* **DOCUMENT EXCERPT**:
Personal information
- Full name: Idrissa Doumbia
- Date of birth: 14 April 1998 (age 28)
- Place of birth: Yamoussoukro, Ivory Coast
- Height: 1.87 m (6 ft 2 in)
- Position: Defensive midfielder

Youth career
- 0000–2016: ES Bingerville

Senior career*
- Years: Team / Apps / (Gls)
- 2016–2018: Anderlecht / 2 / (0)
- 2017–2018: → Zulte Waregem (loan) / 25 / (1)
- 2018–2019: Akhmat Grozny / 16 / (1)
- 2019–2023: Sporting CP / 34 / (1)
- 2020–2021: → Huesca (loan) / 23 / (0)
- 2021–2022: → Zulte Waregem (loan) / 19 / (0)
- 2022–2023: → Alanyaspor (loan) / 25 / (2)
- 2023–2025: Al Ahli / 40 / (5)
- 2025-: Kuwait

International career^{‡}
- 2016: Ivory Coast U20 / 1 / (0)
- 2019: Ivory Coast U23 / 2 / (0)
- 2021: Ivory Coast Olympic / 1 / (0)
- 2023–: Ivory Coast / 4 / (0)

Medal record
Representing Ivory Coast
Men's football
Africa Cup of Nations
| Winner | 2023 Ivory Coast |  |

= Idrissa Doumbia =

Ivorian footballer

Idrissa Doumbia (born 14 April 1998) is an Ivorian professional footballer who plays as a defensive midfielder for the Ivory Coast national team.

==Club career==
Doumbia made his Anderlecht debut on 30 July 2016 in the first game of the Jupiler Pro League 2016–17 season against Royal Excel Mouscron. In the 2017 Belgian Super Cup he made his first start for Zulte Waregem, against his parent club, Anderlecht.

On 29 June 2018, he signed with the Russian Premier League club FC Akhmat Grozny.

On 15 January 2019, he moved to Portugal, signing a contract with Sporting until 2024 with a €60 million release clause. On 5 October of the following year, he was loaned to La Liga side SD Huesca, for one year.

On 31 August 2021, he returned to Zulte Waregem on loan for the 2021–22 season.

On 5 August 2022, Sporting loaned Doumbia to Turkish side Alanyaspor for the 2022–23 season.

On 26 June 2023, Doumbia joined Qatar Stars League side Al-Ahli SC on a free transfer, signing a two-year contract; with Sporting CP keeping 50% of his economic rights.

* **EXERCISE OBJECTIVE**: Condense the paragraph of the article on Idrissa Doumbia that begins "On 26 June 2023" into a shorter version that keeps its main facts. The material that follows is separate from the article on Idrissa Doumbia.

Structured page parsing data:
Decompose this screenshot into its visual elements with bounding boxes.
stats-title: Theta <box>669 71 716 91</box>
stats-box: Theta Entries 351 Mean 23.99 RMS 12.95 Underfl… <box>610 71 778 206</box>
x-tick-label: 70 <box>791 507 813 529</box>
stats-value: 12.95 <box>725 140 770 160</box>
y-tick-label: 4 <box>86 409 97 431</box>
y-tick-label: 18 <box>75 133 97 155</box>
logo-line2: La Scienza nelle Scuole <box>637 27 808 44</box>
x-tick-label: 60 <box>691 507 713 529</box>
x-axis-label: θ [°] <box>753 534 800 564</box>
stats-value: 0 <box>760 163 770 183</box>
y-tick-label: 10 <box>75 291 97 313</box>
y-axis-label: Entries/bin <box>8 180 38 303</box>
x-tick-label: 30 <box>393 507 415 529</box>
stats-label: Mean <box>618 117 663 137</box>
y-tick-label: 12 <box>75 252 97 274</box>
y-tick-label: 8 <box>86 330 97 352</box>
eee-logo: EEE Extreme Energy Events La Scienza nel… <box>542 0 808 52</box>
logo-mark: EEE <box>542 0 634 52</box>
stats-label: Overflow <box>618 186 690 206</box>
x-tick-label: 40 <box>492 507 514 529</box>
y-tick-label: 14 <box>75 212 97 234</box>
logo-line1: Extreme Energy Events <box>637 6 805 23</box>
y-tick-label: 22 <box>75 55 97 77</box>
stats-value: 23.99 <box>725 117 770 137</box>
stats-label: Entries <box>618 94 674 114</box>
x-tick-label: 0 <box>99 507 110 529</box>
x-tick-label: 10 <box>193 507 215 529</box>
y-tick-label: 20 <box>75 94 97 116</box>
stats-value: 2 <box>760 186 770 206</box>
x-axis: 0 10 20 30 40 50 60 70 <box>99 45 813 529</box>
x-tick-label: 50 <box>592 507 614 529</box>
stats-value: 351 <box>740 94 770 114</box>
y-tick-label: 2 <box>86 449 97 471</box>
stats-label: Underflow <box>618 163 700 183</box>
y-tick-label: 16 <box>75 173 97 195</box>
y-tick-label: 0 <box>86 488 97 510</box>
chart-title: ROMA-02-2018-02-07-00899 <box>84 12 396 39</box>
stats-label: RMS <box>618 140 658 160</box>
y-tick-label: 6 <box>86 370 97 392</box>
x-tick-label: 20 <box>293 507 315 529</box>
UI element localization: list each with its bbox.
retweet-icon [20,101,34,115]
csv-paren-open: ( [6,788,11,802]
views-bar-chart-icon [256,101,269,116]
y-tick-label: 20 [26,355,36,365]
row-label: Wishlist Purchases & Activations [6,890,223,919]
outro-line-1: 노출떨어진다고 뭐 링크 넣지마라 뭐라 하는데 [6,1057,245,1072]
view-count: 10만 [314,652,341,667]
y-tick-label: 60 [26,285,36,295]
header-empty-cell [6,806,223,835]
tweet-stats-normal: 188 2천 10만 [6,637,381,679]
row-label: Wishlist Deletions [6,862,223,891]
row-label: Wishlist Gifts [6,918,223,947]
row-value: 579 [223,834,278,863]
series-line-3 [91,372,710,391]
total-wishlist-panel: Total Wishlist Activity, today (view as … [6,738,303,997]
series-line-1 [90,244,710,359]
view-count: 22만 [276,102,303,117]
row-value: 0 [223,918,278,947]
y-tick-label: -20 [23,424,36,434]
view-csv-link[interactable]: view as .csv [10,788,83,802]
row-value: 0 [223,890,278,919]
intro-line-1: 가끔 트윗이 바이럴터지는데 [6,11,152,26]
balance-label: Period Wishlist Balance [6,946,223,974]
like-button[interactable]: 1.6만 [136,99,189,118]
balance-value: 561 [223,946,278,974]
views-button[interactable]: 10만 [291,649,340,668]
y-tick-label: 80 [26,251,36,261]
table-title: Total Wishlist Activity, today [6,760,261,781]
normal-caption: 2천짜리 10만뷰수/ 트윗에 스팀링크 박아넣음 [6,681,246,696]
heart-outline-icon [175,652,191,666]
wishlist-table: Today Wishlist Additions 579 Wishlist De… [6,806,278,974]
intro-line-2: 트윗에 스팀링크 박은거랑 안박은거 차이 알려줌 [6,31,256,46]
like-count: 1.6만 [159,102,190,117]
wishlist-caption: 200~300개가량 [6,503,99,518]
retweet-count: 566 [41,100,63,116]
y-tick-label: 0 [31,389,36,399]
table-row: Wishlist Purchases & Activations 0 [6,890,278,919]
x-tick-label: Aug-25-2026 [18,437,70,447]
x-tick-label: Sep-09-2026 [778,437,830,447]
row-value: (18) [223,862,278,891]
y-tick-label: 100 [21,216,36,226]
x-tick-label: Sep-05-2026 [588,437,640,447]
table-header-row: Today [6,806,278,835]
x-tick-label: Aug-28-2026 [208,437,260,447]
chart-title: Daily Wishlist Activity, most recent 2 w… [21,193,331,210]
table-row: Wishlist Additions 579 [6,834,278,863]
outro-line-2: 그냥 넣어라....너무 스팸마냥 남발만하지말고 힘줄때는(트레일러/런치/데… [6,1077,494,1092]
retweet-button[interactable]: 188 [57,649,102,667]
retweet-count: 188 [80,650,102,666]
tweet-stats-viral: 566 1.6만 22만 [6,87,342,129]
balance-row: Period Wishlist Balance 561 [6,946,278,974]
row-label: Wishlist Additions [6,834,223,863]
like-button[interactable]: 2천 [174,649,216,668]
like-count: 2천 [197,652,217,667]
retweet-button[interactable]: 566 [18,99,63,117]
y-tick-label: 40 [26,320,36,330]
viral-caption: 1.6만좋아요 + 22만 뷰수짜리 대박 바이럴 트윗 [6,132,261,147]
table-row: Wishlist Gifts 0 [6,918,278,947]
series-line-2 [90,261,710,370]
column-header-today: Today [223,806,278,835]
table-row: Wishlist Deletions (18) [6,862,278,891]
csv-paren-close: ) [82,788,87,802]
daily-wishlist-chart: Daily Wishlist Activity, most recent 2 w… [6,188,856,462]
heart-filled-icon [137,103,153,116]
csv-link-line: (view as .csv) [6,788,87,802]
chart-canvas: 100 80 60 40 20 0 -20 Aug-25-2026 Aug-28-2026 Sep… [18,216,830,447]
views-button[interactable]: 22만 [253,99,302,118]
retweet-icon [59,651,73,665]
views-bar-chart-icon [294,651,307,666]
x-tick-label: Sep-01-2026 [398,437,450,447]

* **RESULT OF THE TASK**: On 26 June 2023, Doumbia joined Qatar Stars League side Al-Ahli SC on a free two-year deal, with Sporting CP retaining 50% of his economic rights.